* _Instruction_
Go through the entries one line at a time, and gather every line that has the word "Ratio".

* _Data_
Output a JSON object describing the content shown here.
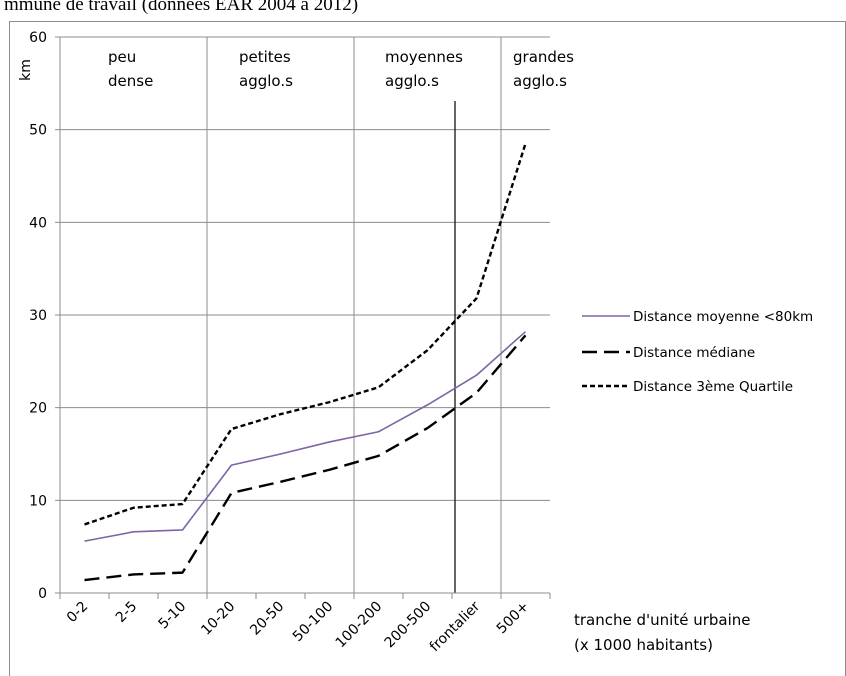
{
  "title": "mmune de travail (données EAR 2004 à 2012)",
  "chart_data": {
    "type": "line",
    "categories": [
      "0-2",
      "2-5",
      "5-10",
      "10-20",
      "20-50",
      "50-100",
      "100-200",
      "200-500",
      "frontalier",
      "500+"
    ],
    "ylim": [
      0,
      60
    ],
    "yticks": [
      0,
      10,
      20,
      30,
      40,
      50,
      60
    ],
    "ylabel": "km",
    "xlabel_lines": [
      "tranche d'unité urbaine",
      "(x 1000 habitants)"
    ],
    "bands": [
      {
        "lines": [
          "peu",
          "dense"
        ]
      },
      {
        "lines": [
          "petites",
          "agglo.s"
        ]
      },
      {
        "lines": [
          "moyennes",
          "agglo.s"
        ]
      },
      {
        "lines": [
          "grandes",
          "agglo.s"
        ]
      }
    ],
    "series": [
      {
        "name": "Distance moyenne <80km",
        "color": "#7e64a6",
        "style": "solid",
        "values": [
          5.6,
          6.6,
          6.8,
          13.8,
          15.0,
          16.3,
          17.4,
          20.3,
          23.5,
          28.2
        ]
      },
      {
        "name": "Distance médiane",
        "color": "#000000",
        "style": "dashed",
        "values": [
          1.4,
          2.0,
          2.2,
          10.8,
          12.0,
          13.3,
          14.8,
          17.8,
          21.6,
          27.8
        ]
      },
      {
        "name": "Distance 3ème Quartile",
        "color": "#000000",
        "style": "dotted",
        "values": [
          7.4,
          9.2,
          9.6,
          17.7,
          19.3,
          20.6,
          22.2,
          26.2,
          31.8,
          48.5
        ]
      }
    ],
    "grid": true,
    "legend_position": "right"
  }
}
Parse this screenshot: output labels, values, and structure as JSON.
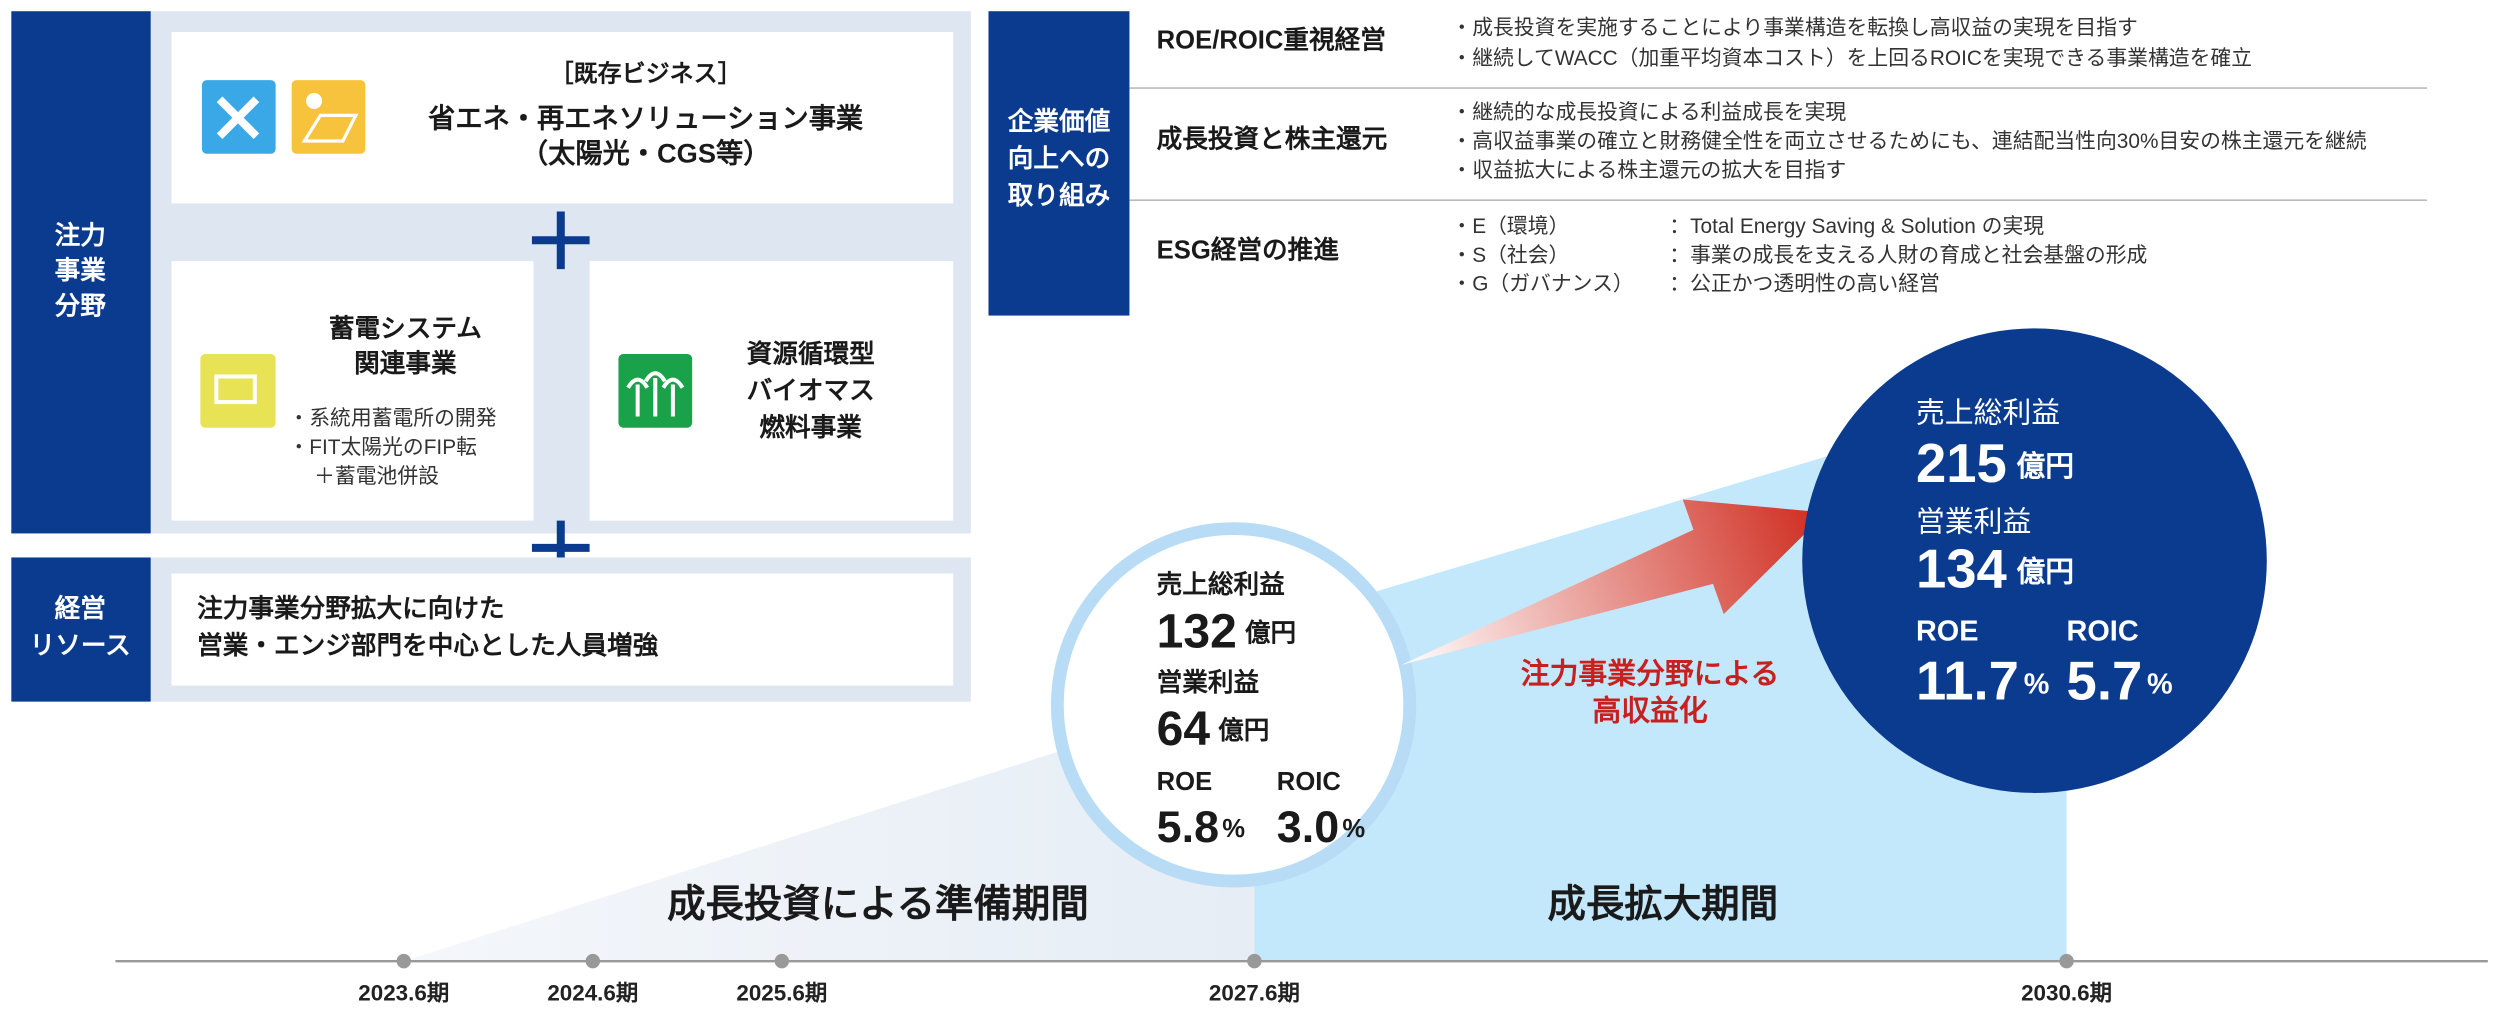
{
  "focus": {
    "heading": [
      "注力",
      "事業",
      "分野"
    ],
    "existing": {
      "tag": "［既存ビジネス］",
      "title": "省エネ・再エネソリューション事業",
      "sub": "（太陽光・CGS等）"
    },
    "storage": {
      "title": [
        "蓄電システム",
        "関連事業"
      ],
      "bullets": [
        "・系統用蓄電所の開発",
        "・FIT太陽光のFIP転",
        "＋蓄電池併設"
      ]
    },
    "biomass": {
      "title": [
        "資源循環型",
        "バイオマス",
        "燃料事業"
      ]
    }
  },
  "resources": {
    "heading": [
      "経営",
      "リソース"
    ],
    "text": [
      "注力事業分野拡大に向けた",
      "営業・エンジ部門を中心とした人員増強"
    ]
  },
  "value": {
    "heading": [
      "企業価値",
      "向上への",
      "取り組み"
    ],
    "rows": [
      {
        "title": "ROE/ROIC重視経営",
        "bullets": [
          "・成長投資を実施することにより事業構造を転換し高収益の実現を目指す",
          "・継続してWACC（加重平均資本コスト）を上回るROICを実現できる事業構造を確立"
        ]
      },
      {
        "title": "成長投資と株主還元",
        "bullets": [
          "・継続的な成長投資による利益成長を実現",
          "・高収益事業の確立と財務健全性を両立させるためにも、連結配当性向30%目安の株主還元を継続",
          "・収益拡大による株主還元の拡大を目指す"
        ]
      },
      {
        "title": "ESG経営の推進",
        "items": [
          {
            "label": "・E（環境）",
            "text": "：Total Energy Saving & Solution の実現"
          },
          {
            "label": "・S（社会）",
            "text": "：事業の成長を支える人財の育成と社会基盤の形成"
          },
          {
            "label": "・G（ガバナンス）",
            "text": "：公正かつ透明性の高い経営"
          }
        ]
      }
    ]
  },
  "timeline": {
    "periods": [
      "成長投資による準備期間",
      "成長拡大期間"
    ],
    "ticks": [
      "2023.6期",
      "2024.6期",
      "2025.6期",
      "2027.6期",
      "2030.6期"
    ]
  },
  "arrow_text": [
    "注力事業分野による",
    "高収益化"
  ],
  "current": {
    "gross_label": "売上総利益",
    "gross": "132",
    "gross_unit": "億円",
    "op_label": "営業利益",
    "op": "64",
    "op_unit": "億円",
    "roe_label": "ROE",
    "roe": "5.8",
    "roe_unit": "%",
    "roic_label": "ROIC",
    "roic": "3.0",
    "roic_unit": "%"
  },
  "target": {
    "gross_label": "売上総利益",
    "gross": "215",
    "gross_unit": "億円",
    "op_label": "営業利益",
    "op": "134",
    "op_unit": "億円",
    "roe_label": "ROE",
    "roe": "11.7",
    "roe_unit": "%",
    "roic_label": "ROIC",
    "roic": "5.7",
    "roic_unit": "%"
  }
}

==

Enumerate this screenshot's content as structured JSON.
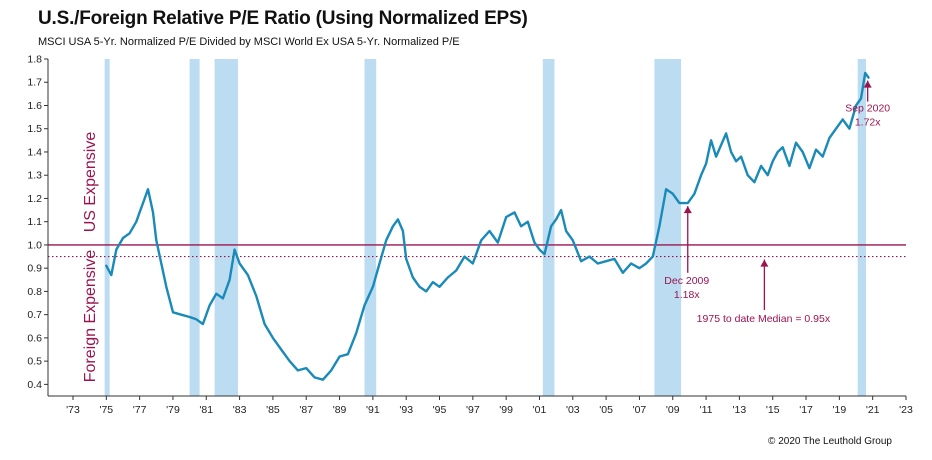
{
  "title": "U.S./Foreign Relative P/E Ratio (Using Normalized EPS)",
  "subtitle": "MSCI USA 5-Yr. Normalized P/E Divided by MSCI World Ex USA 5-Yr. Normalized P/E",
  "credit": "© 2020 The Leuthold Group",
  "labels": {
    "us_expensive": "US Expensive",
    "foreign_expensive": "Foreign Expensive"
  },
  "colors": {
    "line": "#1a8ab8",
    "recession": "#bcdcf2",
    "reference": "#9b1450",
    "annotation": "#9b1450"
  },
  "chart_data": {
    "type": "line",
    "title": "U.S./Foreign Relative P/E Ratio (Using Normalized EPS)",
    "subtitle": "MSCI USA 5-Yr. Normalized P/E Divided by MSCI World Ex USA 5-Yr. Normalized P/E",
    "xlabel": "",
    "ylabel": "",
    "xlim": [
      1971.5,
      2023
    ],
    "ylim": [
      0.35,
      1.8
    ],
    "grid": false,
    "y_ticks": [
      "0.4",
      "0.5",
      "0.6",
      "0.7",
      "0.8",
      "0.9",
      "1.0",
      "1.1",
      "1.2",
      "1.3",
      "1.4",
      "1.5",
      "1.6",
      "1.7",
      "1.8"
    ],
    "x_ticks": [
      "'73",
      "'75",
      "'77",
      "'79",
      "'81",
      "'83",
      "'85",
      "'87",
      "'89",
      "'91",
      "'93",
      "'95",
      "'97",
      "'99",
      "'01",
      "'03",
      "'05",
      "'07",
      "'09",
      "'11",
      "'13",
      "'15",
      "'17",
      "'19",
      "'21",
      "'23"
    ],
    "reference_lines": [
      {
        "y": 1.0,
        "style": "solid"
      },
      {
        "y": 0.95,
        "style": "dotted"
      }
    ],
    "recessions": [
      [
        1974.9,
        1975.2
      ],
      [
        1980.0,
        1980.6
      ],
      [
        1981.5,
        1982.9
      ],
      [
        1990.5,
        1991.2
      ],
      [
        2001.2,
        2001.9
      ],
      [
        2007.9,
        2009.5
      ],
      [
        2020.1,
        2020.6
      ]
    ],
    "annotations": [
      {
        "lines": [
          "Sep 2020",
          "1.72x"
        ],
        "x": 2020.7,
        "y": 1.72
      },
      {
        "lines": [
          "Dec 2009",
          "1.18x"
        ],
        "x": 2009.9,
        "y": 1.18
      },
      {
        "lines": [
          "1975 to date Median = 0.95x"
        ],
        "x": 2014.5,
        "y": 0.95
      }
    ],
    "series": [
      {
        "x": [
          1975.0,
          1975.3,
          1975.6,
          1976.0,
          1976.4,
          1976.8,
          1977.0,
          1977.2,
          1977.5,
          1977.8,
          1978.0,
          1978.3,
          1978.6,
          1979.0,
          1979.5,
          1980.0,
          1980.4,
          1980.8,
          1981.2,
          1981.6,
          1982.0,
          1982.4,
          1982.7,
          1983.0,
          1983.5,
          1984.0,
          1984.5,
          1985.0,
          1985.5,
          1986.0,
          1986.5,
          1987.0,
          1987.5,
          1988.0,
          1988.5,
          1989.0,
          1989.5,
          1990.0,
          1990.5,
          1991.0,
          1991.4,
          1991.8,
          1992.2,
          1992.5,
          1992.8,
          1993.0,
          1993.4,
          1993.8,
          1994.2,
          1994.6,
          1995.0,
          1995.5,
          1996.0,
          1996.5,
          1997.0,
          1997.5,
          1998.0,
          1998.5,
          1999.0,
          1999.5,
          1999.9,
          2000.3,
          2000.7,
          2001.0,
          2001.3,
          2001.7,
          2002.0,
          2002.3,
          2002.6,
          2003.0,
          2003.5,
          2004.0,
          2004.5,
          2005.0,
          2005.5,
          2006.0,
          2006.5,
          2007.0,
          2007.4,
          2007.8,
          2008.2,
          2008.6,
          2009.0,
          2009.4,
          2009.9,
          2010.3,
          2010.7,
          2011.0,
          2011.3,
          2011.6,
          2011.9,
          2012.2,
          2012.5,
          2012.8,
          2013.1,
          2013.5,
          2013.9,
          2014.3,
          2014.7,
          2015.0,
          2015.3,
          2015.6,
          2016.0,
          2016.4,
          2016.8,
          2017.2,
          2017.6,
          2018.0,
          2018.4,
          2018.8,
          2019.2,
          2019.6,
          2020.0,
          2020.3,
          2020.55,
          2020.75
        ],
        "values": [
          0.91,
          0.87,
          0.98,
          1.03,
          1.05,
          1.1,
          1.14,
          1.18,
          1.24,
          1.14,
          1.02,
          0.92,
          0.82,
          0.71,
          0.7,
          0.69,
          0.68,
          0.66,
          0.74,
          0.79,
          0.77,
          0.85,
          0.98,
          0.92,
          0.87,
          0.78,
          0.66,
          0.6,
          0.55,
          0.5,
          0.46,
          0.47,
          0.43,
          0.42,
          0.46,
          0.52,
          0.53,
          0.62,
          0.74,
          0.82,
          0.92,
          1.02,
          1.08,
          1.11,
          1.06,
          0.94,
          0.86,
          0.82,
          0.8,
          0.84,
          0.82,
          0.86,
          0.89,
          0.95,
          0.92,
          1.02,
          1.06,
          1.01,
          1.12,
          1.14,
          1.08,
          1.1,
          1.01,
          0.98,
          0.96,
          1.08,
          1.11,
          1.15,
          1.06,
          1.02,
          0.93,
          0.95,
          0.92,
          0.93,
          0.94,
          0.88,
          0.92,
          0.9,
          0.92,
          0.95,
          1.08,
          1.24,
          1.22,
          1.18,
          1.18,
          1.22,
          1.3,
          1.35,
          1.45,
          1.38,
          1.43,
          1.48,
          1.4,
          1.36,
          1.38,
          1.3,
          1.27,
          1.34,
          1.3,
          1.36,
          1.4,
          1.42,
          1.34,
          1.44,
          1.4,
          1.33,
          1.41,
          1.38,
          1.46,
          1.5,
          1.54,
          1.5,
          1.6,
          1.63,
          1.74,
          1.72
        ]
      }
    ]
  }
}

* _Exercise answer_
  "title": "U.S./Foreign Relative P/E Ratio (Using Normalized EPS)",
    "title": "U.S./Foreign Relative P/E Ratio (Using Normalized EPS)",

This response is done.